* [The request]: Pick out the lines below that include the string "Ивановичъ".

* [Records to use]:
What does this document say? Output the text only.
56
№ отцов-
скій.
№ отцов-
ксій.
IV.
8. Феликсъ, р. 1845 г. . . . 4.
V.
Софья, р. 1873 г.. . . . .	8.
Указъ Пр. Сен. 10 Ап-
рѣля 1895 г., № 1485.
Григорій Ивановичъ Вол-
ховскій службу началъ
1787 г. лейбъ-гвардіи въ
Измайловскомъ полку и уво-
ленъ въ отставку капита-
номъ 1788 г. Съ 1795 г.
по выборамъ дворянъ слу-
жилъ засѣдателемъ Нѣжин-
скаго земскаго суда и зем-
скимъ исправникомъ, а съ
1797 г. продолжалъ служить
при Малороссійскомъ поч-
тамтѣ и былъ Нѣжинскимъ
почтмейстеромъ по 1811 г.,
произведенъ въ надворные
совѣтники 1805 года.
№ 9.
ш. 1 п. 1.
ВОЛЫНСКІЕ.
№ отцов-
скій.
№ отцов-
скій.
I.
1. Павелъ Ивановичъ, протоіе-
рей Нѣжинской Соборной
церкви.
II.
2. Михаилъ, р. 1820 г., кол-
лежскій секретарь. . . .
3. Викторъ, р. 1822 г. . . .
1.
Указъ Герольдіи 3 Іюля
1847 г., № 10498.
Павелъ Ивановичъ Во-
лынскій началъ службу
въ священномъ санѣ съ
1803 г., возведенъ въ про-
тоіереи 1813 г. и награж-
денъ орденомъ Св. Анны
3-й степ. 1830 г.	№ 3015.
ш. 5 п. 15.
--
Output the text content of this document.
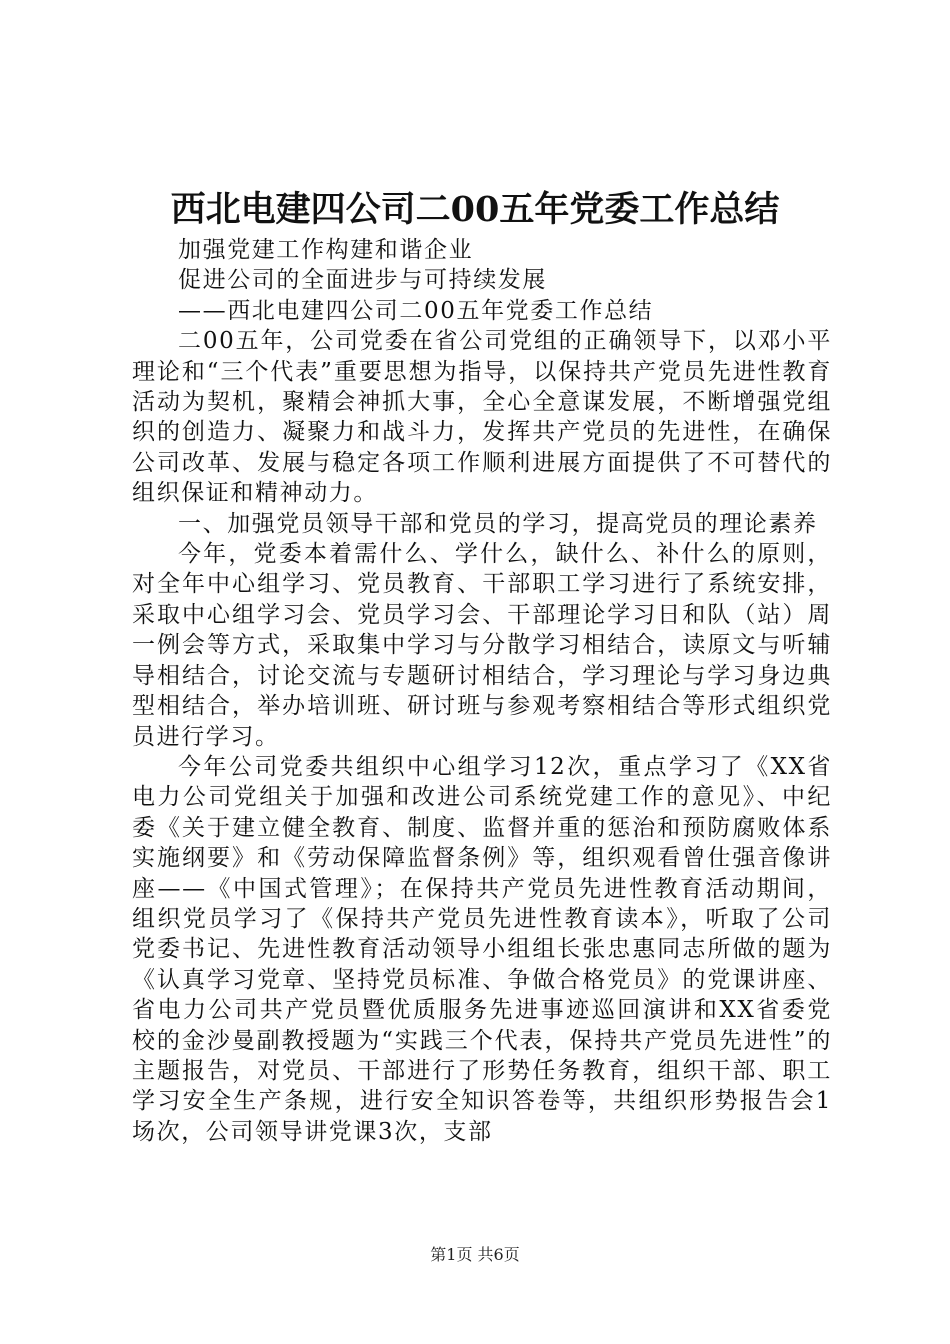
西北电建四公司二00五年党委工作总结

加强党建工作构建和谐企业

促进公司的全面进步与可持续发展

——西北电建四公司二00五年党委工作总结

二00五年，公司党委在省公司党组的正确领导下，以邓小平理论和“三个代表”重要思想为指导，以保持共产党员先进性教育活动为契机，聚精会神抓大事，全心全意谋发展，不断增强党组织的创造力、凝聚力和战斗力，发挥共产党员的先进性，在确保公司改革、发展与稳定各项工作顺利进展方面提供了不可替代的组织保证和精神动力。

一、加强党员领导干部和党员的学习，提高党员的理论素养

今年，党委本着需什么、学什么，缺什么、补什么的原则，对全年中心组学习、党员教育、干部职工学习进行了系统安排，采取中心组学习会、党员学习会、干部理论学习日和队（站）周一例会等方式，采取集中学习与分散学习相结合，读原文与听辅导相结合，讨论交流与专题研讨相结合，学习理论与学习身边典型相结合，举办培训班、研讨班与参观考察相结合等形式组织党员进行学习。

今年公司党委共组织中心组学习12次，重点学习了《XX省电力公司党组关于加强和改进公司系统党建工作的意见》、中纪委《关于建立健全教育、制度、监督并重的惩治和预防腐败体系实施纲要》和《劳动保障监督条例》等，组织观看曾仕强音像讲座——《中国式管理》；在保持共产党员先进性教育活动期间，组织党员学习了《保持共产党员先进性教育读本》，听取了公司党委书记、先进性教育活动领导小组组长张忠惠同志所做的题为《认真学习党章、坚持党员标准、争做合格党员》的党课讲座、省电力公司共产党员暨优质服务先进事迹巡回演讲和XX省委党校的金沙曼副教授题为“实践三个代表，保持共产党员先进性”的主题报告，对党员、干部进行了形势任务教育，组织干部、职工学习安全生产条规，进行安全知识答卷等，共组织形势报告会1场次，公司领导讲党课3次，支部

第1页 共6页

* [Output for this exercise]:
Григорій Ивановичъ Вол-
1. Павелъ Ивановичъ, протоіе-
Павелъ Ивановичъ Во-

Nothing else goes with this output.